===== Data for processing

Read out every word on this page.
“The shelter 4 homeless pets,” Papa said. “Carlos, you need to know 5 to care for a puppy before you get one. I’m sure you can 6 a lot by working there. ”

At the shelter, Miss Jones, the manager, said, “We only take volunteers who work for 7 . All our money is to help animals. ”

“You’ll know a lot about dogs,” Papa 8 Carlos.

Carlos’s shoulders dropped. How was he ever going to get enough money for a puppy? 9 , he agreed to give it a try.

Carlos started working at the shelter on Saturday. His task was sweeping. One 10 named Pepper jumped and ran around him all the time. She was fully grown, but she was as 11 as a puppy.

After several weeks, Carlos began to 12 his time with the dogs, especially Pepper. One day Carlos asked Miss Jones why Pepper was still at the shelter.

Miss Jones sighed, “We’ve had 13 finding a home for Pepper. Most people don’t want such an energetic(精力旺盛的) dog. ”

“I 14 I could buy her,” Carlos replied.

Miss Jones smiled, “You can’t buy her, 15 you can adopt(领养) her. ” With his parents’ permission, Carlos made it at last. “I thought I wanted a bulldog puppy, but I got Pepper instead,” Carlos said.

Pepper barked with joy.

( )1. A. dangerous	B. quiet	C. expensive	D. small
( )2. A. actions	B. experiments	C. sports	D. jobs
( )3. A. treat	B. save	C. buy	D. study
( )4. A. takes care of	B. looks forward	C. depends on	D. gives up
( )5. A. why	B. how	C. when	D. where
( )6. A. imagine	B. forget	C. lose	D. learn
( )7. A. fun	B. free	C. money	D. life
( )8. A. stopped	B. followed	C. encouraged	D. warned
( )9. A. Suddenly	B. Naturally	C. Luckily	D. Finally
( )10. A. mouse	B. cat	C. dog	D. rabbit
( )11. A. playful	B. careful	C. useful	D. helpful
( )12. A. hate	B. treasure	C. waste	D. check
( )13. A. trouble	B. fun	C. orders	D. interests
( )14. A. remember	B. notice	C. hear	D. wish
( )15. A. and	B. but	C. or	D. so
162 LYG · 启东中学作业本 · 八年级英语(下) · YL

==========
===== Data for processing

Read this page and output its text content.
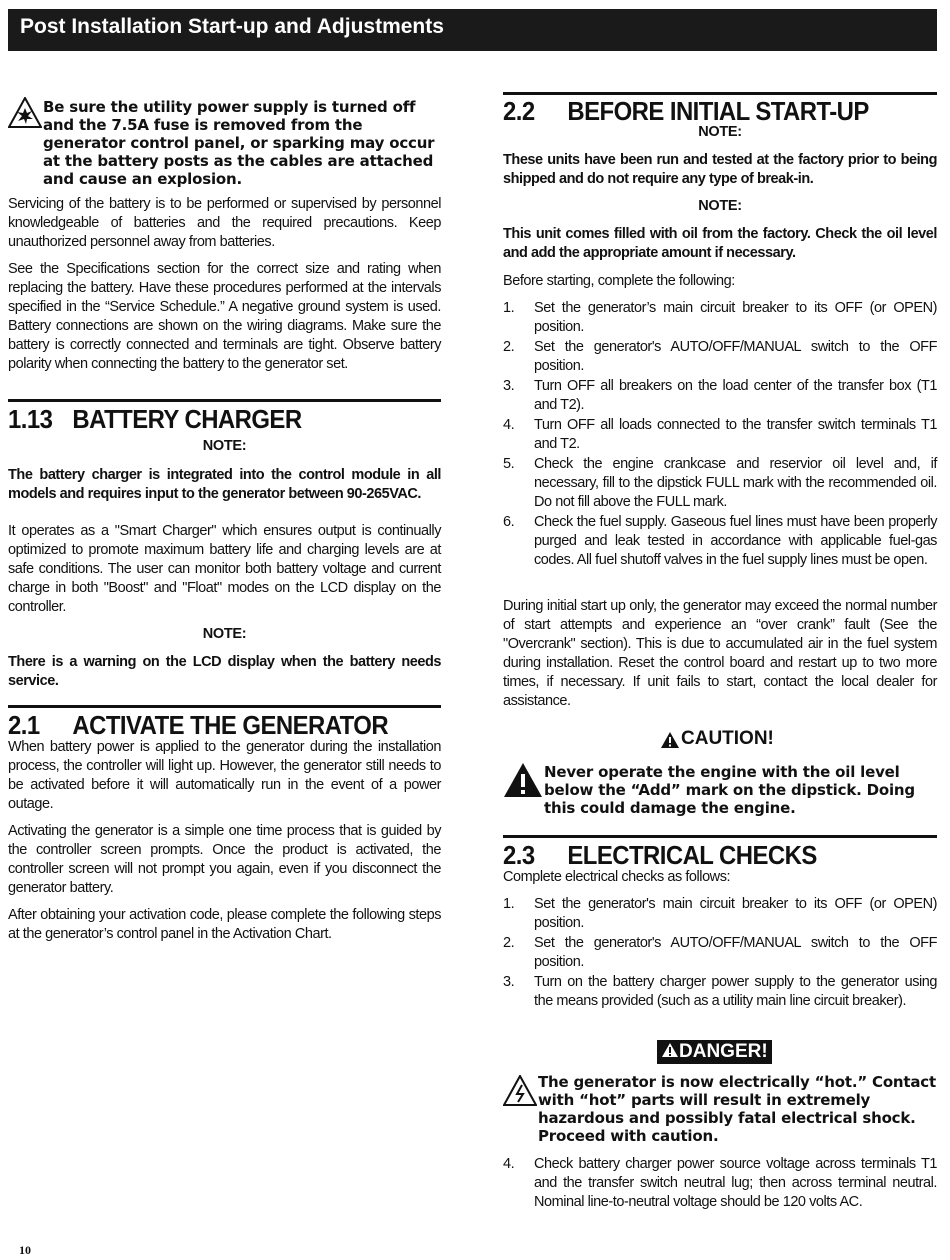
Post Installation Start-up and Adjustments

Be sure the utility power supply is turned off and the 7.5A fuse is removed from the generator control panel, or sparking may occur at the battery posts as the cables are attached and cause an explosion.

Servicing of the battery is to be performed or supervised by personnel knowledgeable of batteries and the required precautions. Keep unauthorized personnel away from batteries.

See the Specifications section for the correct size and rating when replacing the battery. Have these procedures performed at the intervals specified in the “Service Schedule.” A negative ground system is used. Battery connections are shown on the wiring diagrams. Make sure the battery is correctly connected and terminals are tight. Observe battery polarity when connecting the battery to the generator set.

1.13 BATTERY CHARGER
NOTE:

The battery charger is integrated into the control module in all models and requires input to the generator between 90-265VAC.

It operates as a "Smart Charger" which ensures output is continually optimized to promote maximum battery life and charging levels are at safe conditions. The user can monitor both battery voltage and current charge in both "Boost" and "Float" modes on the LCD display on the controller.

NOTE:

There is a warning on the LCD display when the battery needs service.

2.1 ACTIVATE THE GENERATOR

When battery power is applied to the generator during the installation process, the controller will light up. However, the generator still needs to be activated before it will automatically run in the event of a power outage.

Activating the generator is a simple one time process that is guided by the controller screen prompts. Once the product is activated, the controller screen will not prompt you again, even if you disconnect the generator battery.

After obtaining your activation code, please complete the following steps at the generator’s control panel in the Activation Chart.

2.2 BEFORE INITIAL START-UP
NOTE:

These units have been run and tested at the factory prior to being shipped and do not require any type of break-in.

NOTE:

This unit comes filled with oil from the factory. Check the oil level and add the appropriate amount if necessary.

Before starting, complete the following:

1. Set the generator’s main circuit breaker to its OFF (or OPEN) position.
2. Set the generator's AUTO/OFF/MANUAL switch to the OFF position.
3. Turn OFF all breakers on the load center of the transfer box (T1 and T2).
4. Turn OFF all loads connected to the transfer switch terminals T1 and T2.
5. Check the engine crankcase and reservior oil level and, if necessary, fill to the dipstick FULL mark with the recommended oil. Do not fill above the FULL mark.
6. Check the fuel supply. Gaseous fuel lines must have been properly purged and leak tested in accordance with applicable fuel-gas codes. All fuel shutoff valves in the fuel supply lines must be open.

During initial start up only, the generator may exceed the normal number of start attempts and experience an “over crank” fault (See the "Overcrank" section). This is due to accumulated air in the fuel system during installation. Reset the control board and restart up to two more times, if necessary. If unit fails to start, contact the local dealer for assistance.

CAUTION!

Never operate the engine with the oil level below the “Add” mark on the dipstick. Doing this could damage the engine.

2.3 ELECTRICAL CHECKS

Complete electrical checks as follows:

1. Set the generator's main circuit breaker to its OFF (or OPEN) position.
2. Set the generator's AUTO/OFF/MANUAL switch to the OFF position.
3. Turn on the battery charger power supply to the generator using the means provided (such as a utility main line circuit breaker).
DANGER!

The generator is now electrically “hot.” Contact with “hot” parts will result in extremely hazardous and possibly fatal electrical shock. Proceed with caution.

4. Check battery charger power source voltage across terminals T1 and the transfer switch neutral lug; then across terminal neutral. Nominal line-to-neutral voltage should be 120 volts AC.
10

==========

### The problem
Check every line of the listing for the string "circuit" and report how many lines have it, as a number alone.

### Response to this exercise
3